**The problem**
Give back, unchanged, each line from the one containing "What data populates" through the last line of the entries below.

"""

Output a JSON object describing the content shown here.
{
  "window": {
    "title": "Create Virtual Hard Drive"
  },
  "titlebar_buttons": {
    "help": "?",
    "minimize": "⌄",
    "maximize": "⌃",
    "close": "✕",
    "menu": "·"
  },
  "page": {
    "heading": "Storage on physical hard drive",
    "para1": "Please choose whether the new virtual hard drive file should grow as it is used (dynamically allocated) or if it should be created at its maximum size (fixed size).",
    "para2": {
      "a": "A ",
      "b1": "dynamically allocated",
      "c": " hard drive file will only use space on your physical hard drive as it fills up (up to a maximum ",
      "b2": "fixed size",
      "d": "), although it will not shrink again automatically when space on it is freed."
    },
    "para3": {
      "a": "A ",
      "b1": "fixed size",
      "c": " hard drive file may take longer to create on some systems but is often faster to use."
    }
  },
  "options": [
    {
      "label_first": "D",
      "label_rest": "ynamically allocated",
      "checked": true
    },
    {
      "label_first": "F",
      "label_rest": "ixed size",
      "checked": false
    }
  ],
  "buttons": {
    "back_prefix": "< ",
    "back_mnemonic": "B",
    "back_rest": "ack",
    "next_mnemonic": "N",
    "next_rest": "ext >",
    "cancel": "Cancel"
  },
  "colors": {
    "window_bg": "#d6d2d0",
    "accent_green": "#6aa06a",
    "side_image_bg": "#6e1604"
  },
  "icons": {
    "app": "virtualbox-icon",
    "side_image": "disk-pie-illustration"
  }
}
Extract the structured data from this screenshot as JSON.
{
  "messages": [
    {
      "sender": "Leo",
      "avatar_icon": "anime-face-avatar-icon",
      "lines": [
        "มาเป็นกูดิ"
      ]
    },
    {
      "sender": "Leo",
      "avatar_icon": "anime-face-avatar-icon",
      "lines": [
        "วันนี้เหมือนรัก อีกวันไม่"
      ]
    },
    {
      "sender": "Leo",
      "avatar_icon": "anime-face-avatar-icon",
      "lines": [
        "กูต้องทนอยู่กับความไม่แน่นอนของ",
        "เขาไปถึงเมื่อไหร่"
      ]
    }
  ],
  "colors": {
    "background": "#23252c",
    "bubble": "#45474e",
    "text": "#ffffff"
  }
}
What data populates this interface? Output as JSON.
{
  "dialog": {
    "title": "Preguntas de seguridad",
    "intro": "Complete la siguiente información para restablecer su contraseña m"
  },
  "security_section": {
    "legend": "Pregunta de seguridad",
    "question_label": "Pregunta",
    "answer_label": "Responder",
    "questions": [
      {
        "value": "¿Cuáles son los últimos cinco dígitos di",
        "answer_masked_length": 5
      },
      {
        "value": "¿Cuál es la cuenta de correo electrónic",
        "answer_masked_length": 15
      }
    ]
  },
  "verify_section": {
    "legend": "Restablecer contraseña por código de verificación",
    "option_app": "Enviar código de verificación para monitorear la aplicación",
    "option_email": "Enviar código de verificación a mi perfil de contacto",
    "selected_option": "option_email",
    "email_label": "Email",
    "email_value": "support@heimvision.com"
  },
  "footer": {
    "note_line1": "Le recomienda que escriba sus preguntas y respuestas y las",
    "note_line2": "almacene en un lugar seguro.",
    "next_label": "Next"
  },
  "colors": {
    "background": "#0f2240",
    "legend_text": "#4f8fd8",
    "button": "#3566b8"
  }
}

"""

**Complete output**
What data populates this interface? Output as JSON.
{
  "dialog": {
    "title": "Preguntas de seguridad",
    "intro": "Complete la siguiente información para restablecer su contraseña m"
  },
  "security_section": {
    "legend": "Pregunta de seguridad",
    "question_label": "Pregunta",
    "answer_label": "Responder",
    "questions": [
      {
        "value": "¿Cuáles son los últimos cinco dígitos di",
        "answer_masked_length": 5
      },
      {
        "value": "¿Cuál es la cuenta de correo electrónic",
        "answer_masked_length": 15
      }
    ]
  },
  "verify_section": {
    "legend": "Restablecer contraseña por código de verificación",
    "option_app": "Enviar código de verificación para monitorear la aplicación",
    "option_email": "Enviar código de verificación a mi perfil de contacto",
    "selected_option": "option_email",
    "email_label": "Email",
    "email_value": "support@heimvision.com"
  },
  "footer": {
    "note_line1": "Le recomienda que escriba sus preguntas y respuestas y las",
    "note_line2": "almacene en un lugar seguro.",
    "next_label": "Next"
  },
  "colors": {
    "background": "#0f2240",
    "legend_text": "#4f8fd8",
    "button": "#3566b8"
  }
}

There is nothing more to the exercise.